* Stated goal
Which lines include the word "this"? Copy each of them.

_ _ _ _

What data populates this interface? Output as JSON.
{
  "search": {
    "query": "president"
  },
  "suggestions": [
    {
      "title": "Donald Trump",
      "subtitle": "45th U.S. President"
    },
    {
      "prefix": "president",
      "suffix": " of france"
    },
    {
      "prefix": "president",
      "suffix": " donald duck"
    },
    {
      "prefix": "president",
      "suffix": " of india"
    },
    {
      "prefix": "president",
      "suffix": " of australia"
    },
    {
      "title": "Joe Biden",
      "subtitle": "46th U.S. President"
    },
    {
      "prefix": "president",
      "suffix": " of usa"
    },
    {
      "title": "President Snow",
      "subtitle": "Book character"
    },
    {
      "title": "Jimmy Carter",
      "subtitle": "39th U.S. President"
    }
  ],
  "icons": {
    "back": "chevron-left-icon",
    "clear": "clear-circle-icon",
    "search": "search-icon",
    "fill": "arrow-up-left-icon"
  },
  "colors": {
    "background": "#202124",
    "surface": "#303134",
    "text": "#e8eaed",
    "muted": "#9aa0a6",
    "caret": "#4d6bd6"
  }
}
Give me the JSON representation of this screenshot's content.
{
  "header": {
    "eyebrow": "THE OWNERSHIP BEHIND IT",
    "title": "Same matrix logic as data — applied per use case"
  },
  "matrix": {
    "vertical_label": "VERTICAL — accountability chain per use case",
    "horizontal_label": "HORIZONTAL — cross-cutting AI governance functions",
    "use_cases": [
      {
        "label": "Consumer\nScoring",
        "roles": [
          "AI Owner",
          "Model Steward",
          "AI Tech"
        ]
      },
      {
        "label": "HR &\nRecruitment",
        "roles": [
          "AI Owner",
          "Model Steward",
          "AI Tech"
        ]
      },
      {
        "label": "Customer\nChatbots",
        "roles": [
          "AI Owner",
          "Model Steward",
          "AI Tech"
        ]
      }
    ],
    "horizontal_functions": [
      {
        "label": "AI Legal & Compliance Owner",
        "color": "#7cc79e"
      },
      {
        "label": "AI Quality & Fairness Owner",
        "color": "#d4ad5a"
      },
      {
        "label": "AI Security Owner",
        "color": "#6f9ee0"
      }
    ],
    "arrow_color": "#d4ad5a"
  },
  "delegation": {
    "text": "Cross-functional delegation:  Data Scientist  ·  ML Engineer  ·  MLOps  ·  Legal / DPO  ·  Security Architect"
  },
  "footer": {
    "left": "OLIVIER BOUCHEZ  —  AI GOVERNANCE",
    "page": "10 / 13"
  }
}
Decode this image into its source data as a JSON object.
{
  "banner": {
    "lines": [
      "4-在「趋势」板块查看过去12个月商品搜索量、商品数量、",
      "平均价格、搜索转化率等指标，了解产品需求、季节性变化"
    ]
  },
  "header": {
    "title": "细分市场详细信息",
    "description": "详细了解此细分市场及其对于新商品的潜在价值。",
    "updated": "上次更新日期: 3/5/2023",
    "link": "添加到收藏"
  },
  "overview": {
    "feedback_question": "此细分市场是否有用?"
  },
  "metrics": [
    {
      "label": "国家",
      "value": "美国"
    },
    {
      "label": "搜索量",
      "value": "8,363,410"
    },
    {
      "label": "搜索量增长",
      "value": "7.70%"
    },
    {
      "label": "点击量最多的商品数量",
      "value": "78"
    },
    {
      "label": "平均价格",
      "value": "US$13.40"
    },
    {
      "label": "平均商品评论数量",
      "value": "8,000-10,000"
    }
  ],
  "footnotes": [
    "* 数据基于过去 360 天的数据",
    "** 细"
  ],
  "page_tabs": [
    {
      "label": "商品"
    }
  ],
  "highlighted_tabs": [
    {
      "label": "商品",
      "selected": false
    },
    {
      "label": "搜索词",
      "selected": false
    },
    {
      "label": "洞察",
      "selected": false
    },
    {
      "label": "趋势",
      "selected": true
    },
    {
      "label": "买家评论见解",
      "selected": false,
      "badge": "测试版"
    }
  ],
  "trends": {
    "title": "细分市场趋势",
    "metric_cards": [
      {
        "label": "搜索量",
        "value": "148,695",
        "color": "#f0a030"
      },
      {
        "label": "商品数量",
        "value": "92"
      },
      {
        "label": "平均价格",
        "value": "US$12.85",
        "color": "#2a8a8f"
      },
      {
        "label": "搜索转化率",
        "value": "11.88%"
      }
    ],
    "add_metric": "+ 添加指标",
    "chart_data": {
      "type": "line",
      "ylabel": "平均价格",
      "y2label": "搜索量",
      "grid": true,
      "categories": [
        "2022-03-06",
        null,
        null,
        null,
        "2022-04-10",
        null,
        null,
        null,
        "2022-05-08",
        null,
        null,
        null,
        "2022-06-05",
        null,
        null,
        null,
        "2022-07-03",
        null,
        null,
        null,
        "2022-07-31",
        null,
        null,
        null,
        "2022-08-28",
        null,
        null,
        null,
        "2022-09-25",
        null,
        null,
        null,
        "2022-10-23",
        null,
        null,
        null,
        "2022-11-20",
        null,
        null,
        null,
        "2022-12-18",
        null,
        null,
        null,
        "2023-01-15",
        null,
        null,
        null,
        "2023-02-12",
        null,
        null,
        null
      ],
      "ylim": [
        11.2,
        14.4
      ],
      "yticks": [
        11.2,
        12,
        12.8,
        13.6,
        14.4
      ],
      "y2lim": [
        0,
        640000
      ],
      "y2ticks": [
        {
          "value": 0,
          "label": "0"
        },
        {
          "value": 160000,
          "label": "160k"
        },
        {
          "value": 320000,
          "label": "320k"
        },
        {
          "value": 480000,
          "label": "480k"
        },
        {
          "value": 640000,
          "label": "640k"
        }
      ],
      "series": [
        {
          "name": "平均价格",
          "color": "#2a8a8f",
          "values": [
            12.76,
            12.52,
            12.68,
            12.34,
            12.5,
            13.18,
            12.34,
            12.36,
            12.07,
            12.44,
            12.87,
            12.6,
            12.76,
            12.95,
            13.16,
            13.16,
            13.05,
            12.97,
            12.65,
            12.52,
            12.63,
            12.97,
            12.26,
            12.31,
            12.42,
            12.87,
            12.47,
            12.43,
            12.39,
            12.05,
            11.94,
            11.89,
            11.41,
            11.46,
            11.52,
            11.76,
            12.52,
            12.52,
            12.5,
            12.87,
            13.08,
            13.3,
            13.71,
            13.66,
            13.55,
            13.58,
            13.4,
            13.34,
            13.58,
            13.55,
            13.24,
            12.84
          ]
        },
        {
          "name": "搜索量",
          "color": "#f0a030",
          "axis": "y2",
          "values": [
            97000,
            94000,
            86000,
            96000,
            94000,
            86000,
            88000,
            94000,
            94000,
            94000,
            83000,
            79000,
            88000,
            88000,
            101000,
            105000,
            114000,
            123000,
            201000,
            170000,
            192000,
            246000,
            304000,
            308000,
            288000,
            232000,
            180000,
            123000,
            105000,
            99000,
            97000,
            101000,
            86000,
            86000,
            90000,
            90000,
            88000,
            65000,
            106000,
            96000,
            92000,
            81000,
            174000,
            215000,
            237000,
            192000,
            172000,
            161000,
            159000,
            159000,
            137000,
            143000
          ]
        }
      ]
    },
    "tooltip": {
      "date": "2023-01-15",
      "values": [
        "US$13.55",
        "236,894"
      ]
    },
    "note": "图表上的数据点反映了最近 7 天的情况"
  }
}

_ _ _ _

* Task response
What data populates this interface? Output as JSON.
Give me the JSON representation of this screenshot's content.
Decode this image into its source data as a JSON object.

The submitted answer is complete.